_WHAT THE EXERCISE ASKS_
Answer these questions from the coronavirus article.
1. What death rate does it give for 70-79 year olds?
2. What share of people develop severe symptoms that need intensive care unit admission?
3. How many people were in the new study of those who contracted the virus in Germany?

_TEXT SHOWN_
In the coming weeks, I will be publishing several articles on Covid-19 to keep us all up to date with an infection most of us barely understand. My thanks to Dr Catherine Beanland for this article which has been prepared ahead of an emergency meeting of health, business and council stakeholders in Ludlow tomorrow. Follow the #coronavirus conversation as it develops.
There is an outbreak of novel (new type) Coronavirus (2019-nCoV) in Mainland China which has now spread to many areas.
People are considered to be most infectious while symptomatic (with symptoms), however there is limited evidence that asymptomatic and pre-symptomatic people (people who are well and have no symptoms) are also able to transmit the virus.
Novel Coronavirus (new type) (2019-nCoV) what we know so far
Statistics and Death Rates
In the first big analysis of more than 44,000 cases from China, the death rate was the lowest for under 30 year olds at less than 1%. However, the death rate for:
- 60-69 year olds rate was 3% rate,
- 70-79 year olds, 8% death rate and
- over 80+ year olds had a very worrying 15% death rate.
Deaths were five times more common among people with diabetes, high blood pressure or heart or breathing problems. Deaths were more slightly more likely in men. There may also be a link of use of anti-inflammatories and the risk of complications, according to French medics.
About 26% develop severe symptoms that need intensive care unit (ITU) admission.
As a GP in Shropshire I am concerned with these figures as many of my patients are elderly.
How Contagious is it?
A new study of nine people who contracted the virus in Germany suggests that people are mainly contagious before they have symptoms and in the first week of the disease.
“The infectivity is quite high.” In one case, Patient 1 sneezed during a meeting with one person. Wendtner says: “That was enough for infection.”
In other cases, “they had simple business meetings, sitting together for 60 minutes, 90 minutes [at a table or] in front of a computer, with no physical contact – just one handshake, that’s all,”
Plummeting numbers of infectious virus after antibody production turns on “means that after about 10 days or so, you’re not likely to be infecting other people,” Khan says.

Dataset records
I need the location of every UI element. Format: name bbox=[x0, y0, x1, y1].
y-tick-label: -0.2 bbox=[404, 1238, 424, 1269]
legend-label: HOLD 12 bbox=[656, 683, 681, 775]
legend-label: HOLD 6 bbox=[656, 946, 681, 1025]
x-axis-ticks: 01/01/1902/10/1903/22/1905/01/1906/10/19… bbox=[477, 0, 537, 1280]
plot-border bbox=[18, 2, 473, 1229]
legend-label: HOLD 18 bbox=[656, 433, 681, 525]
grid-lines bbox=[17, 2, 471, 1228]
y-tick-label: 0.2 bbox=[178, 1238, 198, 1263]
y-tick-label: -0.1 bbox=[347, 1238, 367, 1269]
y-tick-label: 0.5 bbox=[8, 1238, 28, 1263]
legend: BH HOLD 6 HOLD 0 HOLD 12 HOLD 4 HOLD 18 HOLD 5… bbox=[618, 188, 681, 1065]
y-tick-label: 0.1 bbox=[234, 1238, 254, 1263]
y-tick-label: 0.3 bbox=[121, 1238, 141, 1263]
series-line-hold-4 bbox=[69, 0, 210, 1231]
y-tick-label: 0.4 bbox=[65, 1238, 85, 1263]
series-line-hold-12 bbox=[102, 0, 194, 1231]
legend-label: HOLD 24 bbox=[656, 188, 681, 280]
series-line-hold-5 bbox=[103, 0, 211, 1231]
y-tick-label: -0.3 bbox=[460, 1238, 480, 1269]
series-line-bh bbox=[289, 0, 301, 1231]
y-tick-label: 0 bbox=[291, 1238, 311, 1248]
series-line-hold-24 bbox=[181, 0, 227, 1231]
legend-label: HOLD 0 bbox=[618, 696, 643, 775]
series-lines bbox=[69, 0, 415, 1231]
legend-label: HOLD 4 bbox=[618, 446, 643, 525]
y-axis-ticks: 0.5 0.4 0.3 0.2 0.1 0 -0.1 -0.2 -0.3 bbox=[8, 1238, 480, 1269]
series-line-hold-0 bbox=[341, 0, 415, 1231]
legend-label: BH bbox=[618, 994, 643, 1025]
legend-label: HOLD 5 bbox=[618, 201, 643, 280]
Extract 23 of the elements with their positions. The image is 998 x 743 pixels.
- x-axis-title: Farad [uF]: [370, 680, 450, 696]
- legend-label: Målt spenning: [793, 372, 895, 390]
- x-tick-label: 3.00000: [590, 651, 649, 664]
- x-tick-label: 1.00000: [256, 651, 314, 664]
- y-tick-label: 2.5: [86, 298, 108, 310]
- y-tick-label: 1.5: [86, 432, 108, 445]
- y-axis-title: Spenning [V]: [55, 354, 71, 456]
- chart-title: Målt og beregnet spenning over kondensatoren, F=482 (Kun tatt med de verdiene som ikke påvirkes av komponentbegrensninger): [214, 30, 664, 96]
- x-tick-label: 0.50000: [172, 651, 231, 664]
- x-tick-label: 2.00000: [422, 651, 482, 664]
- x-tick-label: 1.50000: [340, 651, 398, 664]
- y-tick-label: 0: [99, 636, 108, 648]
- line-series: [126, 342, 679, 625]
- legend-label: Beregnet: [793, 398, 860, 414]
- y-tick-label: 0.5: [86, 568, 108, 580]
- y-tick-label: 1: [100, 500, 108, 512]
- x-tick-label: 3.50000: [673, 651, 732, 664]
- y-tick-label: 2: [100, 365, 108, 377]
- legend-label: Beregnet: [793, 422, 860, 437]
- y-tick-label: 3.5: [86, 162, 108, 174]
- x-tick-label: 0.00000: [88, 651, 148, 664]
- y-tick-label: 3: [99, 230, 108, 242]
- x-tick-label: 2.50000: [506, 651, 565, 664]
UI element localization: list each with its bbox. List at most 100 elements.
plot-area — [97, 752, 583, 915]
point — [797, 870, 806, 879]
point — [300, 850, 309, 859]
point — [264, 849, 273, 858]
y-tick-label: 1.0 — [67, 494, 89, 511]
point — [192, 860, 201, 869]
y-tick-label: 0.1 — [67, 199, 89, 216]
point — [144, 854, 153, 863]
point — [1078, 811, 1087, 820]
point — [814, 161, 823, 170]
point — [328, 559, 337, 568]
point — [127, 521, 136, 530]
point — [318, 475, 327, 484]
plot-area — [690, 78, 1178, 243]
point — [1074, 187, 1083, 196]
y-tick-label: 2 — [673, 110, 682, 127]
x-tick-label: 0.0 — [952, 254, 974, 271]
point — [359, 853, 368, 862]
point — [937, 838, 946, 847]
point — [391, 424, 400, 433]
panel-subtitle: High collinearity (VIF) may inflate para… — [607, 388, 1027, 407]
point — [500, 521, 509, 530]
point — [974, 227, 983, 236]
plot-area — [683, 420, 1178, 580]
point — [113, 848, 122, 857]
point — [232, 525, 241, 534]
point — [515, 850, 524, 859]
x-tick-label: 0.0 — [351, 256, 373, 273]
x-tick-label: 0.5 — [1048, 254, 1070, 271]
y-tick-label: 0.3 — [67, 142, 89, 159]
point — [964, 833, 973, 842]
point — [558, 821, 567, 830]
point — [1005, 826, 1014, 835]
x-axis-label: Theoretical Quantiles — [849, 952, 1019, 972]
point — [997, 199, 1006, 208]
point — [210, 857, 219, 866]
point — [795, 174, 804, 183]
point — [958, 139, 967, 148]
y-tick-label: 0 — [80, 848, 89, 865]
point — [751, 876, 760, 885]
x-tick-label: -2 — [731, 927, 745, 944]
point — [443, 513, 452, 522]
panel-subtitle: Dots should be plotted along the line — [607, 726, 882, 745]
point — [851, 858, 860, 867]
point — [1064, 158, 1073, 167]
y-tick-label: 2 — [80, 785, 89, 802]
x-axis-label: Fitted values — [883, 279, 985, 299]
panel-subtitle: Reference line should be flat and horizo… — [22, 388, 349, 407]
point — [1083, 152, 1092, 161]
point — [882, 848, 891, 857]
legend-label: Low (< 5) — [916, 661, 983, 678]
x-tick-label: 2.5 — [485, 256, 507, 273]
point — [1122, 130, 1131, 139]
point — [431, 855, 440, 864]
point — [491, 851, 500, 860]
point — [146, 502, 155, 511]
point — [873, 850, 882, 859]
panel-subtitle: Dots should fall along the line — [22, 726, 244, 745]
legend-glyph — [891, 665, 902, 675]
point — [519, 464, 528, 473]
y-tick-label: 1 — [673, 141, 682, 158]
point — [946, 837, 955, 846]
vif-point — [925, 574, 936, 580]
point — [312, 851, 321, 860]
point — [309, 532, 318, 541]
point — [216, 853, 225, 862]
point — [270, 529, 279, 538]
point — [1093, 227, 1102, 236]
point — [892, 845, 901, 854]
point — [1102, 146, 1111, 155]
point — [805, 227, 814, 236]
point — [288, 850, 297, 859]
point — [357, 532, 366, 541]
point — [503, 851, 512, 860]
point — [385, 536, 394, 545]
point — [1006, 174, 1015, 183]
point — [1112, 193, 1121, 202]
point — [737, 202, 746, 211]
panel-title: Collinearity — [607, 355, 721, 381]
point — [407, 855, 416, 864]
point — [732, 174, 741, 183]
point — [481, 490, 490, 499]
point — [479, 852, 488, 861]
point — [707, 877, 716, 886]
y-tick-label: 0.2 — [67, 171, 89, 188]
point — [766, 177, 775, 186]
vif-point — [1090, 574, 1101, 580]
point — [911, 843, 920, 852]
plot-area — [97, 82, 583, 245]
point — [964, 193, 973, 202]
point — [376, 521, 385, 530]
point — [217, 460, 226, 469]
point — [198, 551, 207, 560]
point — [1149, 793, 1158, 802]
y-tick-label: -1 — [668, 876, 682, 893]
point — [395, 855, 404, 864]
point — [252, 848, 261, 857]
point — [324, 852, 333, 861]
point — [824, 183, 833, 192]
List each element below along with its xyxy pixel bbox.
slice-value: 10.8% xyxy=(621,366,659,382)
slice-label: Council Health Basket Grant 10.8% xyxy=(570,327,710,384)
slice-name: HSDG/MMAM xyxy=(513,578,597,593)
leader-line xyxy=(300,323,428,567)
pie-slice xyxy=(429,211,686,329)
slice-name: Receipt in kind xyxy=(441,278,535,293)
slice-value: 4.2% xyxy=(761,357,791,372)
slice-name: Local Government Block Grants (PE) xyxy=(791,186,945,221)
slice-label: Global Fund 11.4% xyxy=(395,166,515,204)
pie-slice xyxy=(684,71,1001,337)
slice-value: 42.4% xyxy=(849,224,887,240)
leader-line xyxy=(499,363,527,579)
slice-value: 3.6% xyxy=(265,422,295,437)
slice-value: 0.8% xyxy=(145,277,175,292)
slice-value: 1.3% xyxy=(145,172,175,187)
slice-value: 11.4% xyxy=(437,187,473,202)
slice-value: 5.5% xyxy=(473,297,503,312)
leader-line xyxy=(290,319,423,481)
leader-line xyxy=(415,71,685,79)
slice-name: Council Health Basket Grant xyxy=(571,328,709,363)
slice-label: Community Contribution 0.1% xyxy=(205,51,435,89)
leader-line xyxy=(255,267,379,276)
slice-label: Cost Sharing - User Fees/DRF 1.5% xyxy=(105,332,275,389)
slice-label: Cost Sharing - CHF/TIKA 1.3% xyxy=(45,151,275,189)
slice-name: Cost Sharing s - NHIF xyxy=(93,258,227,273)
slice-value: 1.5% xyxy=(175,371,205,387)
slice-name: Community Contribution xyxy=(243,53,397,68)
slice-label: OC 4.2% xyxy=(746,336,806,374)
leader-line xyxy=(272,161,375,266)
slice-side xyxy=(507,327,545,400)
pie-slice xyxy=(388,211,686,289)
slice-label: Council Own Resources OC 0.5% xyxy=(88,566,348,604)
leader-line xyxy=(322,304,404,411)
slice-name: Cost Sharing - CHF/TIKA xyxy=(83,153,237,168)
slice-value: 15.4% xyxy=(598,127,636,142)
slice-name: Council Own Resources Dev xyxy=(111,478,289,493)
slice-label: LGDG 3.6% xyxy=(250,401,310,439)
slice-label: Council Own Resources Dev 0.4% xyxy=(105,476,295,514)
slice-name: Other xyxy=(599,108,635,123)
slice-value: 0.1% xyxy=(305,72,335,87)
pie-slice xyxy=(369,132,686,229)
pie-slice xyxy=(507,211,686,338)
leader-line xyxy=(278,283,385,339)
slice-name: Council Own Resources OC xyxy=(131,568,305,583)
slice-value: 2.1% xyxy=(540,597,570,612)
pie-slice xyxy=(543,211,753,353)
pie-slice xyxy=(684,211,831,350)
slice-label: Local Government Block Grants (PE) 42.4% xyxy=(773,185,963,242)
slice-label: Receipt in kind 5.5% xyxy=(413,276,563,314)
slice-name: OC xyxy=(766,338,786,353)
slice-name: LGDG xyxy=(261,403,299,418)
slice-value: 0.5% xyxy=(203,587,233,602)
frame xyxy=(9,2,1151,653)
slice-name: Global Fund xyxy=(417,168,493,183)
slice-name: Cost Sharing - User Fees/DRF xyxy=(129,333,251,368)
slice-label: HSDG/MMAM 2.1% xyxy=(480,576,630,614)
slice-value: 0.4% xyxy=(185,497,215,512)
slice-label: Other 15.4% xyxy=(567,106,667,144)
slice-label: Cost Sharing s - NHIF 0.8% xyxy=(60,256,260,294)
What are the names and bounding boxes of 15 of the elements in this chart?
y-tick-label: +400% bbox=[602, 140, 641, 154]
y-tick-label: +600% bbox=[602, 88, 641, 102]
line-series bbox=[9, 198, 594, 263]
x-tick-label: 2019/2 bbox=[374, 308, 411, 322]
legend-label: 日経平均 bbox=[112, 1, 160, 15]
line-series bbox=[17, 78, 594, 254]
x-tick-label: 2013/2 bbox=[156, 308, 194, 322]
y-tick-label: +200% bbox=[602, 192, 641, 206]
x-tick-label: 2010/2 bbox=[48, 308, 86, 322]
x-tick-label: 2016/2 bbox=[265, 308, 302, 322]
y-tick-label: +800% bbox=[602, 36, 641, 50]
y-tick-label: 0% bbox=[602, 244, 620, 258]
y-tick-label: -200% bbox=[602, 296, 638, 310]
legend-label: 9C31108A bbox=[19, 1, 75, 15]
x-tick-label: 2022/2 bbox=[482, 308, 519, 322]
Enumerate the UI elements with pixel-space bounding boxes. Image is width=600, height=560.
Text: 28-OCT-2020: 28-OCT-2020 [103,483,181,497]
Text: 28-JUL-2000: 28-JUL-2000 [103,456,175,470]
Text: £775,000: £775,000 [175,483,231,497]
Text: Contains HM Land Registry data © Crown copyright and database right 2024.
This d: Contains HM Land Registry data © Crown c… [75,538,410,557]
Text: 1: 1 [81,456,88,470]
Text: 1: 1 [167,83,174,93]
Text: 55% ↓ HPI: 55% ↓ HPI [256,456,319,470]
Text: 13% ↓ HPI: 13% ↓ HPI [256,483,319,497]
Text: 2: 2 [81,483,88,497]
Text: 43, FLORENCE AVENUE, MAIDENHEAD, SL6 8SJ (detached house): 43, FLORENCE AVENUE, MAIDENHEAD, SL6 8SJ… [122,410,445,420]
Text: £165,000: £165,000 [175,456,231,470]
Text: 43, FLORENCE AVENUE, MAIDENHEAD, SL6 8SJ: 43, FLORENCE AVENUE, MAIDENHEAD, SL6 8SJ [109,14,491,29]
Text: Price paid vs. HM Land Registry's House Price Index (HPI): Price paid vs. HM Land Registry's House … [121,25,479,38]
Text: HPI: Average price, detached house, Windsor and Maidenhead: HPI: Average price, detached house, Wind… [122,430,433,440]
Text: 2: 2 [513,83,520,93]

_TASK ANSWER_
1. 8%
2. About 26%
3. Nine